YOUR TASKS:
[1] In the passage about books on Sept. 11, what does CBS News's "What We Saw" come with?
[2] List every group of people whose responses to that day are the subject of books, according to the passage about books on Sept. 11.

TEXT PASSAGE:
.....

They are books that run the gamut from historical examinations of the roots
of today's terrorism ("Militant Islam Reaches America" by Daniel Pipes) to
picture books about quilts inspired by the World Trade Center ("America From the
Heart," edited by Karey Bresenhan); from closely observed accounts of the
recovery effort at ground zero ("American Ground: Unbuilding the World Trade
Center" by William Langewiesche) to eclectic meditations on the future of civil
liberties in the post-9/11 world ("It's a Free Country," edited by Danny
Goldberg, Victor Goldberg and Robert Greenwald). There are books about the victims, the rescue workers, the survivors and the
terrorists; books about American intelligence failures and the heroism of the
New York City Fire Department. There are books about how comic-book writers,
college ministers, broadcast journalists, writers of young-adult literature,
West Coast authors, feminists and child artists responded to that day. And there
are books exploring the political, religious, psychological, technological and
environmental consequences of the terrorist attacks. Many major news
organizations have brought out books about Sept. 11; in the case of The New York
Times, two books by the newspaper's reporters and photographers are being
published, as well as at least four other books by individual staff members. At Barnes & Noble bookstores in New York, tables are stacked high with titles
related to 9/11, a grouping that includes not just books about Sept. 11, but
also picture-book tributes to the World Trade Center, poetry anthologies about
New York, coffee-table books about the American flag and stocking-stuffer-type
books on the inspirational words of former Mayor Rudolph W. Giuliani. Some of
the books being published this fall have a bizarre keepsake quality to them —
CBS News's "What We Saw" comes with a DVD of the network's news coverage of the
day — and some, like Philippe Petit's account of his 1974 high-wire walk between
the towers ("To Reach the Clouds"), have only the most tangential connection to
the events of Sept. 11. This flood of books raises important questions about how we remember the
past: What is the line between preserving our historical memory — ensuring that
"we will never forget," as the banner erected over ground zero pledged — and
cashing in on a terrible event, between remembering and exploiting the dead?

.....

Stored entries

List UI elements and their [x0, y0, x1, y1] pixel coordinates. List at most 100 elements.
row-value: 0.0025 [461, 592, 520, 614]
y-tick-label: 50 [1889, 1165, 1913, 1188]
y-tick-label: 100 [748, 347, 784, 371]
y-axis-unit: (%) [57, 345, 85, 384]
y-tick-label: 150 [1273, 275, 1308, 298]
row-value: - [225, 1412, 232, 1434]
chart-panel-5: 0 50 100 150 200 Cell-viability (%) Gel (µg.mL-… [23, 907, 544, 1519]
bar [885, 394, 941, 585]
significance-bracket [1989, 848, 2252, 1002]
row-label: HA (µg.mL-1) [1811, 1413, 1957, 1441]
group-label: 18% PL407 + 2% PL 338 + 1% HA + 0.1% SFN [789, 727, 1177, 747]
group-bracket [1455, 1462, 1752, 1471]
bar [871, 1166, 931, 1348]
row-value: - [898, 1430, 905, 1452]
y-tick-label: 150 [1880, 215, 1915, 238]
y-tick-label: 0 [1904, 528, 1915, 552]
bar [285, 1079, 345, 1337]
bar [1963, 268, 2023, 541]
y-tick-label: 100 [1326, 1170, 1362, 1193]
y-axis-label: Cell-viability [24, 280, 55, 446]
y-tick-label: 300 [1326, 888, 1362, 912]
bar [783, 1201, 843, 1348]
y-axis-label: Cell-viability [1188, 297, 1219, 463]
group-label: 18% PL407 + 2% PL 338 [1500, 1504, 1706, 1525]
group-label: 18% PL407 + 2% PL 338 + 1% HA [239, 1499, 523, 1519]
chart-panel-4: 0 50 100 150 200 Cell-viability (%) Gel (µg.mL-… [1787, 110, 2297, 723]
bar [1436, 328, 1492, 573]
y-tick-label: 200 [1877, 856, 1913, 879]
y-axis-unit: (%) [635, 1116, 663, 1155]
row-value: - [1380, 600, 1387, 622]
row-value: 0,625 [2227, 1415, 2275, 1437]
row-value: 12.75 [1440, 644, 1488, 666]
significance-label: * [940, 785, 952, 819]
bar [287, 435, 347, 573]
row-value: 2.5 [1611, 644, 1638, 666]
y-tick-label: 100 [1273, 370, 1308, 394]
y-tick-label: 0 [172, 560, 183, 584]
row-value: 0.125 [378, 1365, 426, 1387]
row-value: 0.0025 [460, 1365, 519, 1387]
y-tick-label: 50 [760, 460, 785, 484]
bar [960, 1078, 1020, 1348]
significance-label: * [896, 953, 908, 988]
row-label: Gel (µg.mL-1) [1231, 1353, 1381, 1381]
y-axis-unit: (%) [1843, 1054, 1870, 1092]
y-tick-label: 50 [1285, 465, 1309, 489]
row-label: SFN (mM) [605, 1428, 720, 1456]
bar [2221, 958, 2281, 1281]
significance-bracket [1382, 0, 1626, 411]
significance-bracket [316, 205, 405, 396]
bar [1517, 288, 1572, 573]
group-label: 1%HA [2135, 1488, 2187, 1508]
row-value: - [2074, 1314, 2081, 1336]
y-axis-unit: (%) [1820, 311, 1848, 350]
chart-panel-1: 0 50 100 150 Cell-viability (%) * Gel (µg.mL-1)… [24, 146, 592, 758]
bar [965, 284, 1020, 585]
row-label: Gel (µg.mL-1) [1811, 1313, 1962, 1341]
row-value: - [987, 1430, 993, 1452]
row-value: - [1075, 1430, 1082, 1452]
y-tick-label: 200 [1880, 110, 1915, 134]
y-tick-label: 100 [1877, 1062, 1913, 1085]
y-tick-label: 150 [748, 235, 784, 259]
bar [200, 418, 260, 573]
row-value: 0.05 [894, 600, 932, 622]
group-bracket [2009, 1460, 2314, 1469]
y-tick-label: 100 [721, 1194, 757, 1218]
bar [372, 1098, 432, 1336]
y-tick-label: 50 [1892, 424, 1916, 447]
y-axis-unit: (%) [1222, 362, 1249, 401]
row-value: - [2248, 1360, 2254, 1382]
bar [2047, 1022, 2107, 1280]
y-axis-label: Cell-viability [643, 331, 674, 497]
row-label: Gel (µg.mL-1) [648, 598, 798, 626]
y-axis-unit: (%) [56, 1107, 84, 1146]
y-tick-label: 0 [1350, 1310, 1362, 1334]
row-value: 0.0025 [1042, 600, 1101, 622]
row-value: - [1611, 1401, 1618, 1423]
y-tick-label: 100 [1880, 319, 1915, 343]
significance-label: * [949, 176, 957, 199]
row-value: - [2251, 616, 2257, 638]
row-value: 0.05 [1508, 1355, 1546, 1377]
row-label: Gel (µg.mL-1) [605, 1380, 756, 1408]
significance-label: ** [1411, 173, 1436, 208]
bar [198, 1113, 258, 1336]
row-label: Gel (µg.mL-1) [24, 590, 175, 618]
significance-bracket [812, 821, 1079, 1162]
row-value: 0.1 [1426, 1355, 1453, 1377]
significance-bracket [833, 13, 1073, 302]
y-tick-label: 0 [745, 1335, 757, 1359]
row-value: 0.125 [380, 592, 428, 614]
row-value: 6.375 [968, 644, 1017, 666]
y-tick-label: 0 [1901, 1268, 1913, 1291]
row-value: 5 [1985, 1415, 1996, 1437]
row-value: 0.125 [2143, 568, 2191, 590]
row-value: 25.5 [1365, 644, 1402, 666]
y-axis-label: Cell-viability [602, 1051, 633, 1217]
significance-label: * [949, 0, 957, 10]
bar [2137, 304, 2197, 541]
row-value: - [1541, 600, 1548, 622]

.....

YOUR RESPONSES:
[1] A DVD of the network's news coverage of the day.

[2]
- comic-book writers
- college ministers
- broadcast journalists
- writers of young-adult literature
- West Coast authors
- feminists
- child artists